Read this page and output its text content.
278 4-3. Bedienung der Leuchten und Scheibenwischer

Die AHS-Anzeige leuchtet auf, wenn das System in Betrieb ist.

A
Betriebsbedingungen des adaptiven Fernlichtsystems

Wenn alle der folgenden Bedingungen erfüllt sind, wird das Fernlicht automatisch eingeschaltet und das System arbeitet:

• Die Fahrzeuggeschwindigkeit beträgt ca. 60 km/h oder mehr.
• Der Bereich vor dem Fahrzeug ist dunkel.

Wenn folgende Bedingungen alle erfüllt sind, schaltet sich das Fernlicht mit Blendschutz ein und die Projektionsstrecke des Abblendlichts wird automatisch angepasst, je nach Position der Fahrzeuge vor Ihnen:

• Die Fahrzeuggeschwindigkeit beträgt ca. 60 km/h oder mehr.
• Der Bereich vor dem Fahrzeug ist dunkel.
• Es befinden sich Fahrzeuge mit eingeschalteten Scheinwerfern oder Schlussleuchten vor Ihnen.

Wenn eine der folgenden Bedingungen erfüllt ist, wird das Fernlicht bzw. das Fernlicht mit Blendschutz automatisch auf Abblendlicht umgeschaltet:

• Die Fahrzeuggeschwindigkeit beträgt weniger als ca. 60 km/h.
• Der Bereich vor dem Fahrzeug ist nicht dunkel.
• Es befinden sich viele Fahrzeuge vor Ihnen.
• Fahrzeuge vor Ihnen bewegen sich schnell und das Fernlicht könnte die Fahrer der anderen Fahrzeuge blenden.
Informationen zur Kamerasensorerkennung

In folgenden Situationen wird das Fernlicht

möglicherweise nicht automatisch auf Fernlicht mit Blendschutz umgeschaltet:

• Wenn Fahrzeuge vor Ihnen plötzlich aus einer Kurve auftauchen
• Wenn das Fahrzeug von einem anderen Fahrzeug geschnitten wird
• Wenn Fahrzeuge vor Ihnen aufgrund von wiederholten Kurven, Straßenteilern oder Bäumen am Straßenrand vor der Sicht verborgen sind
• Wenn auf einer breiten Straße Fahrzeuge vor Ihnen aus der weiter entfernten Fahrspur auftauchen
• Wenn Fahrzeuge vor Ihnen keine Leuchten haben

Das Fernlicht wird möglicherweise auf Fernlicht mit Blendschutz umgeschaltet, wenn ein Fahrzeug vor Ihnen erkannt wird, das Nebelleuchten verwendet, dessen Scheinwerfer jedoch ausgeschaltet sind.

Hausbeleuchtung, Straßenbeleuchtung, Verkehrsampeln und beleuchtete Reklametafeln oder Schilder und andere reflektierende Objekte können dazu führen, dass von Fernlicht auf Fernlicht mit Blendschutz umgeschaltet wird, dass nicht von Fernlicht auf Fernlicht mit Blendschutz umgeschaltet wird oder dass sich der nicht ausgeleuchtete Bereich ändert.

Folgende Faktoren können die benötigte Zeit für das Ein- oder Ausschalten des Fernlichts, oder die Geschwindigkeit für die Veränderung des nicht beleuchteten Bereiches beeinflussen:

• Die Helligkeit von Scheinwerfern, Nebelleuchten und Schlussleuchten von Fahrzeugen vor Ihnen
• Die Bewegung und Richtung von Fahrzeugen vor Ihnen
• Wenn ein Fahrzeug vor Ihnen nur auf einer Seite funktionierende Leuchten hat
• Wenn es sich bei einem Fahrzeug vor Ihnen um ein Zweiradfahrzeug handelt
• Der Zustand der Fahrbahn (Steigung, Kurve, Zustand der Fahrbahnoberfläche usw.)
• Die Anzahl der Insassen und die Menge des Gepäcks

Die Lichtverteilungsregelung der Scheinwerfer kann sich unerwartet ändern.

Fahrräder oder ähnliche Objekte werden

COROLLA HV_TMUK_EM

:: Task to carry out ::
Report each line in the data that holds the word "Fahrzeugen".

:: The completed task ::
• Die Helligkeit von Scheinwerfern, Nebelleuchten und Schlussleuchten von Fahrzeugen vor Ihnen
• Die Bewegung und Richtung von Fahrzeugen vor Ihnen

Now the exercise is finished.